Some lines of these records may hold the word "Policies"; state how many, using only the number.

(Stored records)
[Begin]
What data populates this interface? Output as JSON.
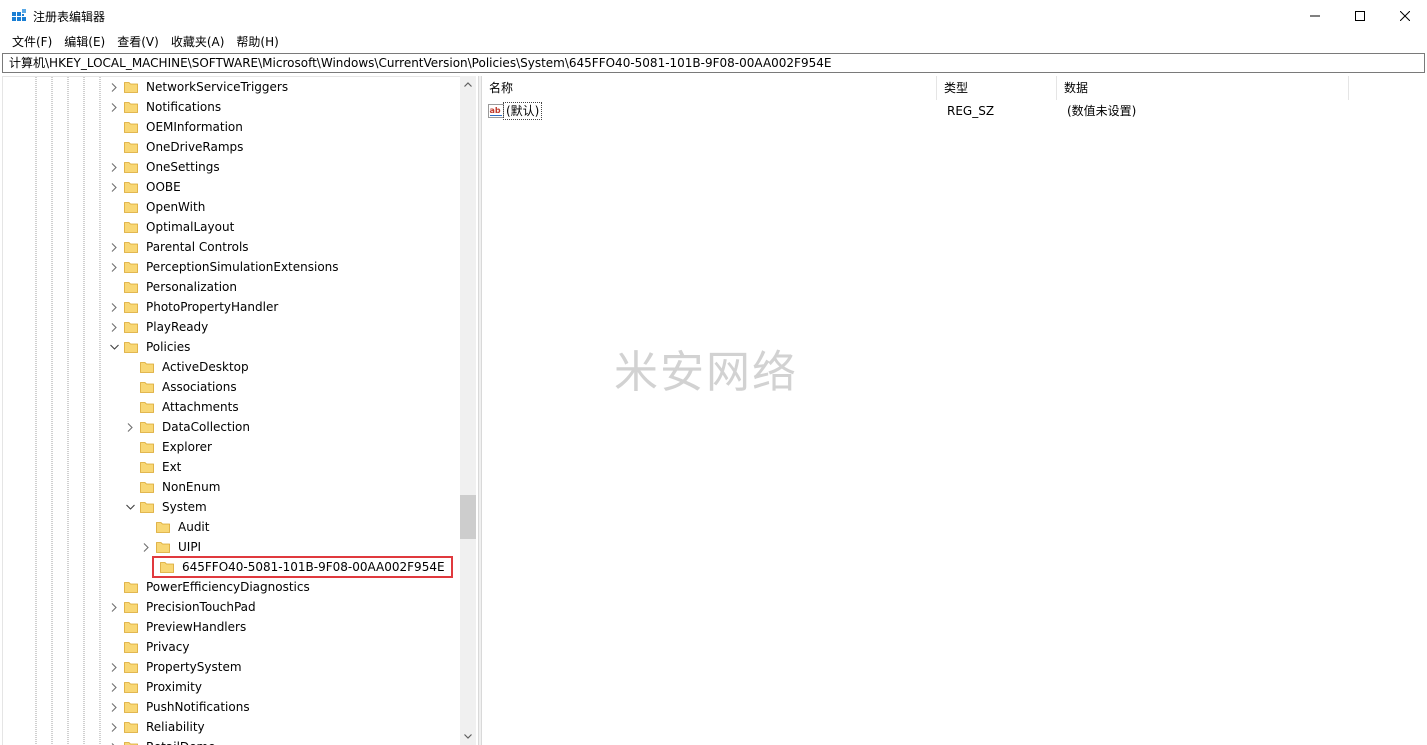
{
  "window": {
    "title": "注册表编辑器",
    "icon": "regedit-icon"
  },
  "menu": [
    {
      "label": "文件(F)"
    },
    {
      "label": "编辑(E)"
    },
    {
      "label": "查看(V)"
    },
    {
      "label": "收藏夹(A)"
    },
    {
      "label": "帮助(H)"
    }
  ],
  "address": {
    "path": "计算机\\HKEY_LOCAL_MACHINE\\SOFTWARE\\Microsoft\\Windows\\CurrentVersion\\Policies\\System\\645FFO40-5081-101B-9F08-00AA002F954E"
  },
  "tree": {
    "items": [
      {
        "label": "NetworkServiceTriggers",
        "depth": 0,
        "expander": "collapsed"
      },
      {
        "label": "Notifications",
        "depth": 0,
        "expander": "collapsed"
      },
      {
        "label": "OEMInformation",
        "depth": 0,
        "expander": "none"
      },
      {
        "label": "OneDriveRamps",
        "depth": 0,
        "expander": "none"
      },
      {
        "label": "OneSettings",
        "depth": 0,
        "expander": "collapsed"
      },
      {
        "label": "OOBE",
        "depth": 0,
        "expander": "collapsed"
      },
      {
        "label": "OpenWith",
        "depth": 0,
        "expander": "none"
      },
      {
        "label": "OptimalLayout",
        "depth": 0,
        "expander": "none"
      },
      {
        "label": "Parental Controls",
        "depth": 0,
        "expander": "collapsed"
      },
      {
        "label": "PerceptionSimulationExtensions",
        "depth": 0,
        "expander": "collapsed"
      },
      {
        "label": "Personalization",
        "depth": 0,
        "expander": "none"
      },
      {
        "label": "PhotoPropertyHandler",
        "depth": 0,
        "expander": "collapsed"
      },
      {
        "label": "PlayReady",
        "depth": 0,
        "expander": "collapsed"
      },
      {
        "label": "Policies",
        "depth": 0,
        "expander": "expanded"
      },
      {
        "label": "ActiveDesktop",
        "depth": 1,
        "expander": "none"
      },
      {
        "label": "Associations",
        "depth": 1,
        "expander": "none"
      },
      {
        "label": "Attachments",
        "depth": 1,
        "expander": "none"
      },
      {
        "label": "DataCollection",
        "depth": 1,
        "expander": "collapsed"
      },
      {
        "label": "Explorer",
        "depth": 1,
        "expander": "none"
      },
      {
        "label": "Ext",
        "depth": 1,
        "expander": "none"
      },
      {
        "label": "NonEnum",
        "depth": 1,
        "expander": "none"
      },
      {
        "label": "System",
        "depth": 1,
        "expander": "expanded"
      },
      {
        "label": "Audit",
        "depth": 2,
        "expander": "none"
      },
      {
        "label": "UIPI",
        "depth": 2,
        "expander": "collapsed"
      },
      {
        "label": "645FFO40-5081-101B-9F08-00AA002F954E",
        "depth": 2,
        "expander": "none",
        "selected": true
      },
      {
        "label": "PowerEfficiencyDiagnostics",
        "depth": 0,
        "expander": "none"
      },
      {
        "label": "PrecisionTouchPad",
        "depth": 0,
        "expander": "collapsed"
      },
      {
        "label": "PreviewHandlers",
        "depth": 0,
        "expander": "none"
      },
      {
        "label": "Privacy",
        "depth": 0,
        "expander": "none"
      },
      {
        "label": "PropertySystem",
        "depth": 0,
        "expander": "collapsed"
      },
      {
        "label": "Proximity",
        "depth": 0,
        "expander": "collapsed"
      },
      {
        "label": "PushNotifications",
        "depth": 0,
        "expander": "collapsed"
      },
      {
        "label": "Reliability",
        "depth": 0,
        "expander": "collapsed"
      },
      {
        "label": "RetailDemo",
        "depth": 0,
        "expander": "collapsed"
      }
    ]
  },
  "list": {
    "columns": [
      {
        "label": "名称"
      },
      {
        "label": "类型"
      },
      {
        "label": "数据"
      }
    ],
    "rows": [
      {
        "icon": "string-value-icon",
        "name": "(默认)",
        "type": "REG_SZ",
        "data": "(数值未设置)"
      }
    ]
  },
  "scrollbar": {
    "position_fraction": 0.68,
    "visible_fraction": 0.07
  },
  "watermark": "米安网络",
  "colors": {
    "folder": "#f8d775",
    "folder_edge": "#d9a62e",
    "selection_border": "#e0393e",
    "scrollbar_track": "#f0f0f0",
    "scrollbar_thumb": "#cdcdcd"
  }
}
[End]
● **Expected answer**
2